Stored data
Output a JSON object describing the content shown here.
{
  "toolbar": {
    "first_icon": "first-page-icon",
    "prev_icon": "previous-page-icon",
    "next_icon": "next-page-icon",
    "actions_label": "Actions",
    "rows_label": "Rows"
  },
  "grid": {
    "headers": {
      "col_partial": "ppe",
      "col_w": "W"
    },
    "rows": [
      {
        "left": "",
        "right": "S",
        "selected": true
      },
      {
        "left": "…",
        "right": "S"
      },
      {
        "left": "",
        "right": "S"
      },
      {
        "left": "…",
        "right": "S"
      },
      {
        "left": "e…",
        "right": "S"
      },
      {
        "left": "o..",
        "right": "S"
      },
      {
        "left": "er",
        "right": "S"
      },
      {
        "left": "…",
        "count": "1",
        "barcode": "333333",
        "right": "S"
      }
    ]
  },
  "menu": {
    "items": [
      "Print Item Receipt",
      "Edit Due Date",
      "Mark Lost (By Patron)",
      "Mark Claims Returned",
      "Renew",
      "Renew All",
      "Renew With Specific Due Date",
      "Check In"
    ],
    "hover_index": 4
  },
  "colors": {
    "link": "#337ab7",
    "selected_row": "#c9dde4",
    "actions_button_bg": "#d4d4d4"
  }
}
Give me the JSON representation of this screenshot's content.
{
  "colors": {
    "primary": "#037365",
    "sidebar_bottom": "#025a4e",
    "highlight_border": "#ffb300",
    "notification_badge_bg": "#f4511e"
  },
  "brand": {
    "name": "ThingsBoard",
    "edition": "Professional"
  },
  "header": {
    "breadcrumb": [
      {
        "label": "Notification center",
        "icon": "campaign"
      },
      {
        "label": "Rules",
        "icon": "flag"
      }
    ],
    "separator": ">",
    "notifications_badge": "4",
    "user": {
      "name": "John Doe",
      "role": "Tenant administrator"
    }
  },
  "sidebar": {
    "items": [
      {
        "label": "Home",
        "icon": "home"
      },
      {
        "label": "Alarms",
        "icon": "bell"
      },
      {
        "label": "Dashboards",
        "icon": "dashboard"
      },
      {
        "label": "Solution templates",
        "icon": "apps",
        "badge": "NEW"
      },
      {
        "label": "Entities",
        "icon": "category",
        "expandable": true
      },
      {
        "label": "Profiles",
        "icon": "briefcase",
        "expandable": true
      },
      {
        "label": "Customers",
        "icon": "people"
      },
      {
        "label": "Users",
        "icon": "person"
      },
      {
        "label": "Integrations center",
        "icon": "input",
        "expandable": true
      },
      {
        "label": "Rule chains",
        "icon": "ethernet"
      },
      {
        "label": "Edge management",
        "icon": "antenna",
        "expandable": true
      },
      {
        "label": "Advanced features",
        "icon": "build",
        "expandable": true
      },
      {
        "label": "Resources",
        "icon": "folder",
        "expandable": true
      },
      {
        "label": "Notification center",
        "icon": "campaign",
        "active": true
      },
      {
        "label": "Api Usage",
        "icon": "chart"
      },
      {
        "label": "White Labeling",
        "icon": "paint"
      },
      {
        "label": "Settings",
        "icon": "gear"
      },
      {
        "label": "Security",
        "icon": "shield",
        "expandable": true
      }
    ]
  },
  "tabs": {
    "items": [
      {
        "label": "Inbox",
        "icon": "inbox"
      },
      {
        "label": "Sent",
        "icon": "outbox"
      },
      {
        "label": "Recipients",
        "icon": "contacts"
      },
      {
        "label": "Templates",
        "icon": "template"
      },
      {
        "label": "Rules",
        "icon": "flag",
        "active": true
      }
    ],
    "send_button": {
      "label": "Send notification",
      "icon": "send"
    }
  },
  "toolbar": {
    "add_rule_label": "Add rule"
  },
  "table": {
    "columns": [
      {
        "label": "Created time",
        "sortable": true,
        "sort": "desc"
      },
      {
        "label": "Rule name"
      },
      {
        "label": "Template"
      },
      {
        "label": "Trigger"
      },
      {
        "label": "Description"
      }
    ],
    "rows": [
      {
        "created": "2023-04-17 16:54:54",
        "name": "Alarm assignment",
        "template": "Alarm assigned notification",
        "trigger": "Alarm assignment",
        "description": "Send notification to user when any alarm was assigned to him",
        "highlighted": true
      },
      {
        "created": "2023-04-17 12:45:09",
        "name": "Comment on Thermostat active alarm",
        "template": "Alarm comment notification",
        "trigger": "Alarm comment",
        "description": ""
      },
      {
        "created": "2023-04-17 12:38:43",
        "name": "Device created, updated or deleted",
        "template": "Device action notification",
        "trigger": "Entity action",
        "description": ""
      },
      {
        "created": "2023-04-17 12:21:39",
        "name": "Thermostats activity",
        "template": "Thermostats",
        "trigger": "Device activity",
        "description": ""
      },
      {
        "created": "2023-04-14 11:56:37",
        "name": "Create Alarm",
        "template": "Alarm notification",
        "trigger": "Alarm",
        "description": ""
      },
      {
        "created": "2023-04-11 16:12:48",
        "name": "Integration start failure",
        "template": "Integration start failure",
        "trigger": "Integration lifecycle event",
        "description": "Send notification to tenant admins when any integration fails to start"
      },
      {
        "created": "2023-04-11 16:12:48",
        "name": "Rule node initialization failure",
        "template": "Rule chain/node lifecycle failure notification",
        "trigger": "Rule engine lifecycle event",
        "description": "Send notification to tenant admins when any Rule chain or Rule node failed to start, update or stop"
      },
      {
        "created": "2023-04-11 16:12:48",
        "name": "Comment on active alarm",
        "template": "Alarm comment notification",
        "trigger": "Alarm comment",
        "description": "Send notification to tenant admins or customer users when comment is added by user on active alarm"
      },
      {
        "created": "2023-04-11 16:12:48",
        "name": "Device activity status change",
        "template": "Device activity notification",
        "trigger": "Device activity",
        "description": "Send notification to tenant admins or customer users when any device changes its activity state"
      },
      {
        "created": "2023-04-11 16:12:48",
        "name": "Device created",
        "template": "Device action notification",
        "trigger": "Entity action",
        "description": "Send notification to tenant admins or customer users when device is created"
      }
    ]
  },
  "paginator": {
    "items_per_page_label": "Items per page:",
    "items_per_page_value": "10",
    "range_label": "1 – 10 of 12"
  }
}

§ **Description of the task**
Reproduce every line from the entries that holds the word "Thermostats".

§ **Response to the task**
        "name": "Thermostats activity",
        "template": "Thermostats",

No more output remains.